> [WRITTEN REQUEST]
Set down all of the data that follows word for word, without the images.

Data tied to figure images
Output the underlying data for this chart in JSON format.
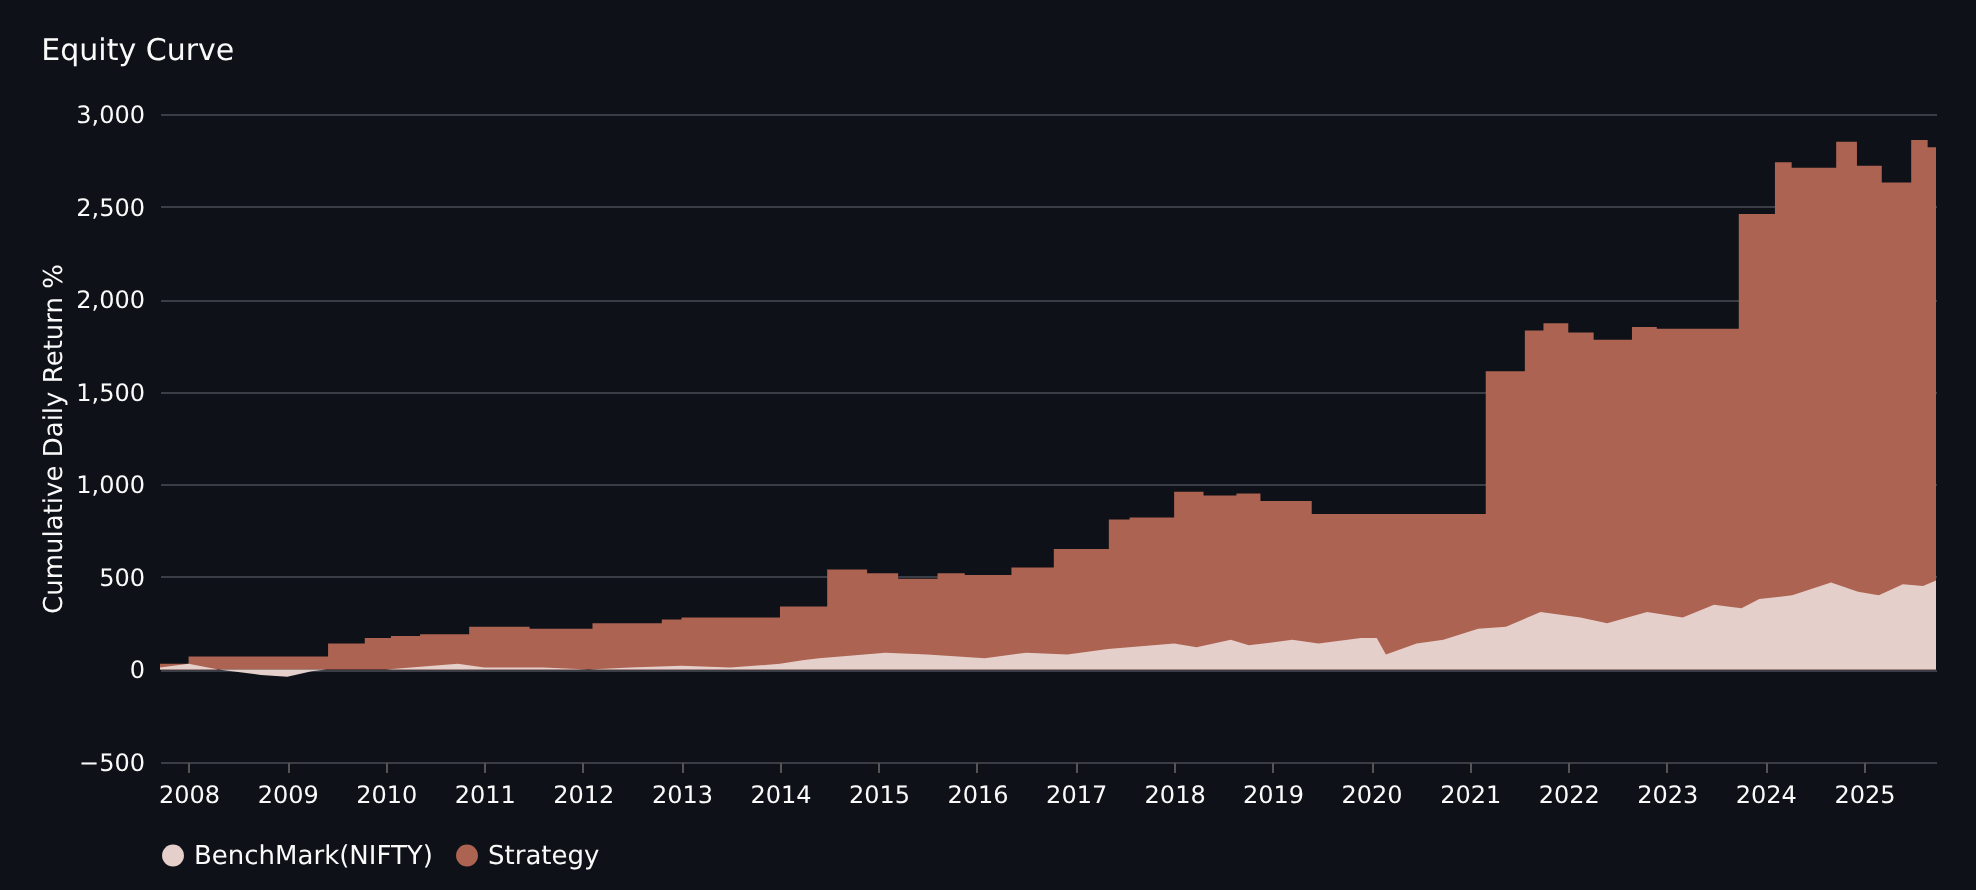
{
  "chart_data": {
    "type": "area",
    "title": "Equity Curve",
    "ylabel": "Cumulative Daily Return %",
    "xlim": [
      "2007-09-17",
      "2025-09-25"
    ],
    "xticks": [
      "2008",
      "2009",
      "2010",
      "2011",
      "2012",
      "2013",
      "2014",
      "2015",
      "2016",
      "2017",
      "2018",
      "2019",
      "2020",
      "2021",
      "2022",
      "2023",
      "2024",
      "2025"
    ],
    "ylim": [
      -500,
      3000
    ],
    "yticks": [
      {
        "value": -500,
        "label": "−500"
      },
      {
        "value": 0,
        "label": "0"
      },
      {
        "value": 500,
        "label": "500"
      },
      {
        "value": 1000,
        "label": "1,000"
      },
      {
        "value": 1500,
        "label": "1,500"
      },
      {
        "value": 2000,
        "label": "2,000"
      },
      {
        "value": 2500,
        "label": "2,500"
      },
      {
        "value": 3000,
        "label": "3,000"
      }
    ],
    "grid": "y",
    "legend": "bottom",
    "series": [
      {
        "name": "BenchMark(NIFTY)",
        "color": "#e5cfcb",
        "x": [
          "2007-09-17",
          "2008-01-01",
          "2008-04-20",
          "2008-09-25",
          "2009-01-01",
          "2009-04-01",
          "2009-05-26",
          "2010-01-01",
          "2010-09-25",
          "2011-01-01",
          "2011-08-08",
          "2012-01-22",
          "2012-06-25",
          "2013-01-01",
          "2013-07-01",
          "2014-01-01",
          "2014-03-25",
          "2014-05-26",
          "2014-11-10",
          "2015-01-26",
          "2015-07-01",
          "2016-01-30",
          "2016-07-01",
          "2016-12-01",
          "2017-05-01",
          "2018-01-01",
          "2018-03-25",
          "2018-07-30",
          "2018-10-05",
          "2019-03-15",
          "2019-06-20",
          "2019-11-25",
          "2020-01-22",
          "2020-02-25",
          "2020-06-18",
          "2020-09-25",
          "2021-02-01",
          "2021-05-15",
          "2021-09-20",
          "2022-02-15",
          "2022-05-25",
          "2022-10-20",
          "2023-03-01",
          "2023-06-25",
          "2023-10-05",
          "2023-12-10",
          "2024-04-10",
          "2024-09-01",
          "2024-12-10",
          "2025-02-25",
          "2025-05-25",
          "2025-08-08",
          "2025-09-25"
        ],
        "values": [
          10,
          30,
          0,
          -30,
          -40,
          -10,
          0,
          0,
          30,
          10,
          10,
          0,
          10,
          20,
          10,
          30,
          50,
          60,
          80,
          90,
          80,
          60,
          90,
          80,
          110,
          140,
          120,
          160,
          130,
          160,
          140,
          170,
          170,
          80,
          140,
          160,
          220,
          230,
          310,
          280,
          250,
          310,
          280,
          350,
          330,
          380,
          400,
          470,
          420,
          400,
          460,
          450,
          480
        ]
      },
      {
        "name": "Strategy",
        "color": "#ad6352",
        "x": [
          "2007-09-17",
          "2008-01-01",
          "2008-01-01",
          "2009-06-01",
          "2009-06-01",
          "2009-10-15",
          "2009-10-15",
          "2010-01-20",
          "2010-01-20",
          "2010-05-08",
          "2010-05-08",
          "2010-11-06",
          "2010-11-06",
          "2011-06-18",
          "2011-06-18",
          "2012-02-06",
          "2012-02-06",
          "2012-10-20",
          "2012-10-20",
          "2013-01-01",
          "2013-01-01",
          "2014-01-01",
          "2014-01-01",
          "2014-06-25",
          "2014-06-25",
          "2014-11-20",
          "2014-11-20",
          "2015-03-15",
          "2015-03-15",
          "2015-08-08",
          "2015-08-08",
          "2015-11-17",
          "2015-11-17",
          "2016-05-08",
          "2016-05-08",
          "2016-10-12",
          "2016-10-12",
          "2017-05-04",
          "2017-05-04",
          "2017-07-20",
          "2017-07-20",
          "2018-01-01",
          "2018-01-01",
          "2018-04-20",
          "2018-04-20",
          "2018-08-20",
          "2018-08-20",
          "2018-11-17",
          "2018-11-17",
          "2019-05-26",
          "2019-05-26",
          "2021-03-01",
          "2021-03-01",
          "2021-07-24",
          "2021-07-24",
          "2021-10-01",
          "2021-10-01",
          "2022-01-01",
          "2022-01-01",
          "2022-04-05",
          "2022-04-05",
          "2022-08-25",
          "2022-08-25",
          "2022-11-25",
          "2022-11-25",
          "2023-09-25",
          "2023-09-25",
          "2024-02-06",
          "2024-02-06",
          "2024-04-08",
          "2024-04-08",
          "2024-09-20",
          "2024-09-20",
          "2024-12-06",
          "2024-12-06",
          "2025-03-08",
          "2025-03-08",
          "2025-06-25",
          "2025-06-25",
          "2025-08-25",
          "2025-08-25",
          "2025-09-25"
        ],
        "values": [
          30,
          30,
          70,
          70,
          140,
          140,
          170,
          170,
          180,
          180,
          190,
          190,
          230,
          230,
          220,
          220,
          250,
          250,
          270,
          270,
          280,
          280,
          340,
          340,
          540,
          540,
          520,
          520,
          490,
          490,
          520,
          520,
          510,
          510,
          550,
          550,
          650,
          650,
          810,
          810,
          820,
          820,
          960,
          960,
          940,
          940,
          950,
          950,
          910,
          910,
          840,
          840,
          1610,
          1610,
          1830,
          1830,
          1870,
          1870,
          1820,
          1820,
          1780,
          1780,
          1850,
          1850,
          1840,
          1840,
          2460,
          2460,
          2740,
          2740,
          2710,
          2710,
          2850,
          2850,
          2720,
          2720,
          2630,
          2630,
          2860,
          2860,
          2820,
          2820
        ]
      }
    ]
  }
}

> [OUTPUT]
Output the underlying data for this chart in JSON format.
{
  "chart_data": {
    "type": "area",
    "title": "Equity Curve",
    "ylabel": "Cumulative Daily Return %",
    "xlim": [
      "2007-09-17",
      "2025-09-25"
    ],
    "xticks": [
      "2008",
      "2009",
      "2010",
      "2011",
      "2012",
      "2013",
      "2014",
      "2015",
      "2016",
      "2017",
      "2018",
      "2019",
      "2020",
      "2021",
      "2022",
      "2023",
      "2024",
      "2025"
    ],
    "ylim": [
      -500,
      3000
    ],
    "yticks": [
      {
        "value": -500,
        "label": "−500"
      },
      {
        "value": 0,
        "label": "0"
      },
      {
        "value": 500,
        "label": "500"
      },
      {
        "value": 1000,
        "label": "1,000"
      },
      {
        "value": 1500,
        "label": "1,500"
      },
      {
        "value": 2000,
        "label": "2,000"
      },
      {
        "value": 2500,
        "label": "2,500"
      },
      {
        "value": 3000,
        "label": "3,000"
      }
    ],
    "grid": "y",
    "legend": "bottom",
    "series": [
      {
        "name": "BenchMark(NIFTY)",
        "color": "#e5cfcb",
        "x": [
          "2007-09-17",
          "2008-01-01",
          "2008-04-20",
          "2008-09-25",
          "2009-01-01",
          "2009-04-01",
          "2009-05-26",
          "2010-01-01",
          "2010-09-25",
          "2011-01-01",
          "2011-08-08",
          "2012-01-22",
          "2012-06-25",
          "2013-01-01",
          "2013-07-01",
          "2014-01-01",
          "2014-03-25",
          "2014-05-26",
          "2014-11-10",
          "2015-01-26",
          "2015-07-01",
          "2016-01-30",
          "2016-07-01",
          "2016-12-01",
          "2017-05-01",
          "2018-01-01",
          "2018-03-25",
          "2018-07-30",
          "2018-10-05",
          "2019-03-15",
          "2019-06-20",
          "2019-11-25",
          "2020-01-22",
          "2020-02-25",
          "2020-06-18",
          "2020-09-25",
          "2021-02-01",
          "2021-05-15",
          "2021-09-20",
          "2022-02-15",
          "2022-05-25",
          "2022-10-20",
          "2023-03-01",
          "2023-06-25",
          "2023-10-05",
          "2023-12-10",
          "2024-04-10",
          "2024-09-01",
          "2024-12-10",
          "2025-02-25",
          "2025-05-25",
          "2025-08-08",
          "2025-09-25"
        ],
        "values": [
          10,
          30,
          0,
          -30,
          -40,
          -10,
          0,
          0,
          30,
          10,
          10,
          0,
          10,
          20,
          10,
          30,
          50,
          60,
          80,
          90,
          80,
          60,
          90,
          80,
          110,
          140,
          120,
          160,
          130,
          160,
          140,
          170,
          170,
          80,
          140,
          160,
          220,
          230,
          310,
          280,
          250,
          310,
          280,
          350,
          330,
          380,
          400,
          470,
          420,
          400,
          460,
          450,
          480
        ]
      },
      {
        "name": "Strategy",
        "color": "#ad6352",
        "x": [
          "2007-09-17",
          "2008-01-01",
          "2008-01-01",
          "2009-06-01",
          "2009-06-01",
          "2009-10-15",
          "2009-10-15",
          "2010-01-20",
          "2010-01-20",
          "2010-05-08",
          "2010-05-08",
          "2010-11-06",
          "2010-11-06",
          "2011-06-18",
          "2011-06-18",
          "2012-02-06",
          "2012-02-06",
          "2012-10-20",
          "2012-10-20",
          "2013-01-01",
          "2013-01-01",
          "2014-01-01",
          "2014-01-01",
          "2014-06-25",
          "2014-06-25",
          "2014-11-20",
          "2014-11-20",
          "2015-03-15",
          "2015-03-15",
          "2015-08-08",
          "2015-08-08",
          "2015-11-17",
          "2015-11-17",
          "2016-05-08",
          "2016-05-08",
          "2016-10-12",
          "2016-10-12",
          "2017-05-04",
          "2017-05-04",
          "2017-07-20",
          "2017-07-20",
          "2018-01-01",
          "2018-01-01",
          "2018-04-20",
          "2018-04-20",
          "2018-08-20",
          "2018-08-20",
          "2018-11-17",
          "2018-11-17",
          "2019-05-26",
          "2019-05-26",
          "2021-03-01",
          "2021-03-01",
          "2021-07-24",
          "2021-07-24",
          "2021-10-01",
          "2021-10-01",
          "2022-01-01",
          "2022-01-01",
          "2022-04-05",
          "2022-04-05",
          "2022-08-25",
          "2022-08-25",
          "2022-11-25",
          "2022-11-25",
          "2023-09-25",
          "2023-09-25",
          "2024-02-06",
          "2024-02-06",
          "2024-04-08",
          "2024-04-08",
          "2024-09-20",
          "2024-09-20",
          "2024-12-06",
          "2024-12-06",
          "2025-03-08",
          "2025-03-08",
          "2025-06-25",
          "2025-06-25",
          "2025-08-25",
          "2025-08-25",
          "2025-09-25"
        ],
        "values": [
          30,
          30,
          70,
          70,
          140,
          140,
          170,
          170,
          180,
          180,
          190,
          190,
          230,
          230,
          220,
          220,
          250,
          250,
          270,
          270,
          280,
          280,
          340,
          340,
          540,
          540,
          520,
          520,
          490,
          490,
          520,
          520,
          510,
          510,
          550,
          550,
          650,
          650,
          810,
          810,
          820,
          820,
          960,
          960,
          940,
          940,
          950,
          950,
          910,
          910,
          840,
          840,
          1610,
          1610,
          1830,
          1830,
          1870,
          1870,
          1820,
          1820,
          1780,
          1780,
          1850,
          1850,
          1840,
          1840,
          2460,
          2460,
          2740,
          2740,
          2710,
          2710,
          2850,
          2850,
          2720,
          2720,
          2630,
          2630,
          2860,
          2860,
          2820,
          2820
        ]
      }
    ]
  }
}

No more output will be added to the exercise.